War Stories, Cultural Oddities, and
Every night, I see outpatients with Dr. Deeq. It's almost exclusively antenatal stuff and I've taken over the ultrasound. The first day or two, the ultrasound seemed like pure divination, reading tea leaves. Looking at the screen was like looking for a dove in a blizzard. Since then, I've become more skilled with it. While I still can't find femurs or penises for the life of me, I can now nail the head (BPD), fetal heart rate, and placenta. It's fun.
In between patients, Deeq and I talk about anything under the sun. He's enlightened me on the khat economy, fat women, stained teeth, different styles of FGM -- female genital mutilation, social factors around pregnancy, STD infection rates in Somaliland, etc. A few nights ago, we were talking about the social stigma around seeing women. Husbands don't want you to see the face of their wife, even while she's giving birth, but if you leave her veil on you're welcome to examine the baby, etc. So peculiar. This is all contrary to the traditional nomadic Somali woman -- a strong, bossy, decision maker, deciding when to move to a new grazing area, which goats to sell at the market, etc. Edna thinks the current changes are a result of people wandering off into the nearby Arab world an picking up terrible ideas and habits.

Problems and tasks:
[1] According to the clinic passage, which three things can the writer now find reliably on the ultrasound?
[2] Reproduce everything in the clinic passage from "In between patients, Deeq" down to "ideas and habits.", word for word.

Dataset content:
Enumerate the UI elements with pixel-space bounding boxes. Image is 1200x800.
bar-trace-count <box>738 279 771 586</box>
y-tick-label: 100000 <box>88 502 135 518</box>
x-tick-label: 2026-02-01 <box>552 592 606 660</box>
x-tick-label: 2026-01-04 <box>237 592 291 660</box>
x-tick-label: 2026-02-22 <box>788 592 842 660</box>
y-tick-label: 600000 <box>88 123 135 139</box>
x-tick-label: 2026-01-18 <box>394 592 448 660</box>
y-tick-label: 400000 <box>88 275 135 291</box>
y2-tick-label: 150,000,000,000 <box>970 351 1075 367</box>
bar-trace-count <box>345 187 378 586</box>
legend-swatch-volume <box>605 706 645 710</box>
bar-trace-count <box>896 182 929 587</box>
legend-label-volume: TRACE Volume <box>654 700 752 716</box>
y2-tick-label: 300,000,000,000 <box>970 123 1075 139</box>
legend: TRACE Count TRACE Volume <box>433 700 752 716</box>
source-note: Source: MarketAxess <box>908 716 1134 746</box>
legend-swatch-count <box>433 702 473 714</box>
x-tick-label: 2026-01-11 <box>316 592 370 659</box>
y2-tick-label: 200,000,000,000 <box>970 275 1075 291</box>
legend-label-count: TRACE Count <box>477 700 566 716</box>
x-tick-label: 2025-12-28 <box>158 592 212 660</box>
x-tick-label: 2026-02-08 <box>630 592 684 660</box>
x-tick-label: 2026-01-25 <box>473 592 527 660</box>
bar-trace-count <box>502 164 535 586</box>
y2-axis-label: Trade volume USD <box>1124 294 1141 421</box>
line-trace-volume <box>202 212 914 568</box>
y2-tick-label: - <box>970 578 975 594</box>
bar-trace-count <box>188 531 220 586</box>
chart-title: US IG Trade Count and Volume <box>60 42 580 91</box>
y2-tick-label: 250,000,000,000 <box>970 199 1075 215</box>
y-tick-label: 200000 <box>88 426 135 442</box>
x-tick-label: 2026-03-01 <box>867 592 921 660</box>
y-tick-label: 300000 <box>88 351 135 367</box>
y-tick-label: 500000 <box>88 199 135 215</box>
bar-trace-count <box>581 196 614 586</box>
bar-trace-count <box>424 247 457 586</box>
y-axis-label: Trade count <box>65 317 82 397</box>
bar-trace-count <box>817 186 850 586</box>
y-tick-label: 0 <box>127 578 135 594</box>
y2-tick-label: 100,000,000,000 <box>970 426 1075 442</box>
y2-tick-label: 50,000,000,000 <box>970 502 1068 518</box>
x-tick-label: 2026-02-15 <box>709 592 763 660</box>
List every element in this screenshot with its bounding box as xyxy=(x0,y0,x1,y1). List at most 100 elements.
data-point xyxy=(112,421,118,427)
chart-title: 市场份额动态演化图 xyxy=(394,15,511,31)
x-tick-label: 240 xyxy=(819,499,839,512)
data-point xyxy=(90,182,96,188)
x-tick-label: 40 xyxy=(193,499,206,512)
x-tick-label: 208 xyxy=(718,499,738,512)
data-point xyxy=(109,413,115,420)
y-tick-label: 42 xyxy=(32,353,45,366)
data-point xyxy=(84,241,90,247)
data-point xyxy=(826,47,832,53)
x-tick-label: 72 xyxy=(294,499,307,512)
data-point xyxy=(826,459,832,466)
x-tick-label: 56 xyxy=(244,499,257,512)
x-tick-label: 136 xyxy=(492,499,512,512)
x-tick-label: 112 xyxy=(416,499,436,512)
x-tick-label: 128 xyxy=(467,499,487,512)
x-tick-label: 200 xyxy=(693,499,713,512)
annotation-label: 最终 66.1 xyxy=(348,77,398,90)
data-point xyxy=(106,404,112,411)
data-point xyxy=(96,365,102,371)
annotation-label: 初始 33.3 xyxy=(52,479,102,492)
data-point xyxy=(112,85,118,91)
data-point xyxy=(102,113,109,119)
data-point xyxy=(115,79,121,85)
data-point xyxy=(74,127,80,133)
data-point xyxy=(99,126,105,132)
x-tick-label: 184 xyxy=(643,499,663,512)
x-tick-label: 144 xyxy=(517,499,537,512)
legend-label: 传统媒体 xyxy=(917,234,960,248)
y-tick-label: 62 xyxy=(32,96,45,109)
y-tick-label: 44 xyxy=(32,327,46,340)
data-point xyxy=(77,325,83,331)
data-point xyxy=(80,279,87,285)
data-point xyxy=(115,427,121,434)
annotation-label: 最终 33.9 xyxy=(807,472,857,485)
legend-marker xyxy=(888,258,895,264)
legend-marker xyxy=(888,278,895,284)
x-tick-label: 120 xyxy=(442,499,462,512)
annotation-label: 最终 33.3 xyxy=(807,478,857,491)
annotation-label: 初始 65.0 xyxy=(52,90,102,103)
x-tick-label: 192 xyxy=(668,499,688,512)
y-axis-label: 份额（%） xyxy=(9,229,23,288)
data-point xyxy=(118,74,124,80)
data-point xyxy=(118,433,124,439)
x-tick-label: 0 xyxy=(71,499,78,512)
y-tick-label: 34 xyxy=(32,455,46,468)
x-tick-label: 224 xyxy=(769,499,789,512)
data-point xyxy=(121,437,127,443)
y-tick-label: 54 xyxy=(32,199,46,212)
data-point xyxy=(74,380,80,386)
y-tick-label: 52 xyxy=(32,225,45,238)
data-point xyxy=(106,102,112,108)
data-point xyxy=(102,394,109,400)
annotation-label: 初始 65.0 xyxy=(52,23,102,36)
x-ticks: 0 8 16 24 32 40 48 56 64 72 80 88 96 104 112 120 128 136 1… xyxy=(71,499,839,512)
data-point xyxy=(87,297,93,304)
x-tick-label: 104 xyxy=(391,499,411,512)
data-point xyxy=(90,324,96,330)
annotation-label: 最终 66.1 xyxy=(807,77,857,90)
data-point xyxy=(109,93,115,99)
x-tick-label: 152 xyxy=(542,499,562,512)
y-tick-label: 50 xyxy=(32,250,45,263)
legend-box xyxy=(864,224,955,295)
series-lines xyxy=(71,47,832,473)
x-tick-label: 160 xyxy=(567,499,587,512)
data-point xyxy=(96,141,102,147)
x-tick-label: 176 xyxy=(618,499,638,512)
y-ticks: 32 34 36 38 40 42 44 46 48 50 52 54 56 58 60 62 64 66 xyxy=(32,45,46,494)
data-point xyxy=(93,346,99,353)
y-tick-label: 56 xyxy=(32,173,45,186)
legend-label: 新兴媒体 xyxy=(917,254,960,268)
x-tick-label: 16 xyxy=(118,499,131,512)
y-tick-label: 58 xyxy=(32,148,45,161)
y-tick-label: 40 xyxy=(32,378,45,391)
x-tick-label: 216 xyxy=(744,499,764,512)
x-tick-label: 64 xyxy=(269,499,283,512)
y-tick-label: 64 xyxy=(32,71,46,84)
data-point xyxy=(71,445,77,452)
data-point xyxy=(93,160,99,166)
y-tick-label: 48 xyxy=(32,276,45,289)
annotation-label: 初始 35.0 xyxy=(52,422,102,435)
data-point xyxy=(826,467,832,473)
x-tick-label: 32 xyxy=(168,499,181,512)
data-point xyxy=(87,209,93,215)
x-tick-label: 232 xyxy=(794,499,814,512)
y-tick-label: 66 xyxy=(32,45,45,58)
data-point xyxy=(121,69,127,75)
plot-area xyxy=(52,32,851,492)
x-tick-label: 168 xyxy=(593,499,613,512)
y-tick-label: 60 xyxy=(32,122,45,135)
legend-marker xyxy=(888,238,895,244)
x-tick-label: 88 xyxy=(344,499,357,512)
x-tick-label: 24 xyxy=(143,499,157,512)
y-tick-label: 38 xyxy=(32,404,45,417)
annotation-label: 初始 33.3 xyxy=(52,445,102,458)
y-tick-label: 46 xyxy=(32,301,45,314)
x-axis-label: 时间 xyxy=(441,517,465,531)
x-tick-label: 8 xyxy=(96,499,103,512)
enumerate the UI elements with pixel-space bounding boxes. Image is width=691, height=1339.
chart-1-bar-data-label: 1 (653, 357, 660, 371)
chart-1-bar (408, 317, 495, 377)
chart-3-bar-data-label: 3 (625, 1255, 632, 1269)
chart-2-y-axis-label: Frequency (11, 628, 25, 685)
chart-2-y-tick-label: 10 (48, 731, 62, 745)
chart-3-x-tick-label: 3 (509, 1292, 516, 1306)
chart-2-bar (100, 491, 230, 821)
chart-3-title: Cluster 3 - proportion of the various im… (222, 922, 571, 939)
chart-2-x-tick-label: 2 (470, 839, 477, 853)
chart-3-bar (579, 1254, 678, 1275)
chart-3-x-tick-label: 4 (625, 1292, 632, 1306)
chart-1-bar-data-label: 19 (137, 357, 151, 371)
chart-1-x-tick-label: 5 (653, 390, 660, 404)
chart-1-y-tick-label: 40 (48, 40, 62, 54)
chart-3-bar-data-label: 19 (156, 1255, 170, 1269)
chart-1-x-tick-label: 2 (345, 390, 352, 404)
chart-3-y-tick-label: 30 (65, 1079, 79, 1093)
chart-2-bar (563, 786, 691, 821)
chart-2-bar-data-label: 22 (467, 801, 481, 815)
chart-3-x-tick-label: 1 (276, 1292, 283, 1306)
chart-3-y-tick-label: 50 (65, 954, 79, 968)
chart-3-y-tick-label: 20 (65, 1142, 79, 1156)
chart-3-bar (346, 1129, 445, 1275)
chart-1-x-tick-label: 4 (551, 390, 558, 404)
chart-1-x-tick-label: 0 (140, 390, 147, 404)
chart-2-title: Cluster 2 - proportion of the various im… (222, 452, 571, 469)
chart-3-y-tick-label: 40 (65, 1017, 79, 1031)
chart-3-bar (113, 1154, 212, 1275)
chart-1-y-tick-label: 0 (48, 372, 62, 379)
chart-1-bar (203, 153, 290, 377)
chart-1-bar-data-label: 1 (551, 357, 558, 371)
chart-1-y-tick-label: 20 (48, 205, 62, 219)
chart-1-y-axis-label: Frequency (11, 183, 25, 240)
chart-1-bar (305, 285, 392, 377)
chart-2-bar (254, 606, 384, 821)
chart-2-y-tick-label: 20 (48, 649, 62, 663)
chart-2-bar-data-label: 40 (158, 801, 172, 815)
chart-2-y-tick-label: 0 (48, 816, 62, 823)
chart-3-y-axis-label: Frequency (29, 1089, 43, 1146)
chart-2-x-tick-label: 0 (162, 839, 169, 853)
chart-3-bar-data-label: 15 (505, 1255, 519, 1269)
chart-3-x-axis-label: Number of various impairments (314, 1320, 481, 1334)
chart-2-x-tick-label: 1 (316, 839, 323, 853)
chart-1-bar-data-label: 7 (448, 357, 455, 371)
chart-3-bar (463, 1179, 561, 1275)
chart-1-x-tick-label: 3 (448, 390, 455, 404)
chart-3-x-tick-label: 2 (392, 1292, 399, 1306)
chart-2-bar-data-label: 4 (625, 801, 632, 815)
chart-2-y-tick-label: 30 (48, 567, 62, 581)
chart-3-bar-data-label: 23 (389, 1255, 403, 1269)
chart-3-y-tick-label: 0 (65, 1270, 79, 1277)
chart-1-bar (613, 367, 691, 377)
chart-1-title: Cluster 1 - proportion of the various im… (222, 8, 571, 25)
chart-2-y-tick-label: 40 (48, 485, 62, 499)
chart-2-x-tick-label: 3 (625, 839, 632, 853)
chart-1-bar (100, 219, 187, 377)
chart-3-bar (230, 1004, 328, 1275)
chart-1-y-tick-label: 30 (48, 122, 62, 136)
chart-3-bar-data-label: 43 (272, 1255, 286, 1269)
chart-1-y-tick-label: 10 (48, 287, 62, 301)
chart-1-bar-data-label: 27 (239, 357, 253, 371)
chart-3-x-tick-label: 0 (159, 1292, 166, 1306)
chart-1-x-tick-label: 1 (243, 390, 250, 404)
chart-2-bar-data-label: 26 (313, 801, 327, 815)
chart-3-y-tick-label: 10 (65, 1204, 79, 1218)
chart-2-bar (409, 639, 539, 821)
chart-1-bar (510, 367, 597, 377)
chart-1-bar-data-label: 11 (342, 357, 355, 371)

Answers to each task:
[1] The head (BPD), the fetal heart rate, and the placenta.

[2]
In between patients, Deeq and I talk about anything under the sun. He's enlightened me on the khat economy, fat women, stained teeth, different styles of FGM -- female genital mutilation, social factors around pregnancy, STD infection rates in Somaliland, etc. A few nights ago, we were talking about the social stigma around seeing women. Husbands don't want you to see the face of their wife, even while she's giving birth, but if you leave her veil on you're welcome to examine the baby, etc. So peculiar. This is all contrary to the traditional nomadic Somali woman -- a strong, bossy, decision maker, deciding when to move to a new grazing area, which goats to sell at the market, etc. Edna thinks the current changes are a result of people wandering off into the nearby Arab world an picking up terrible ideas and habits.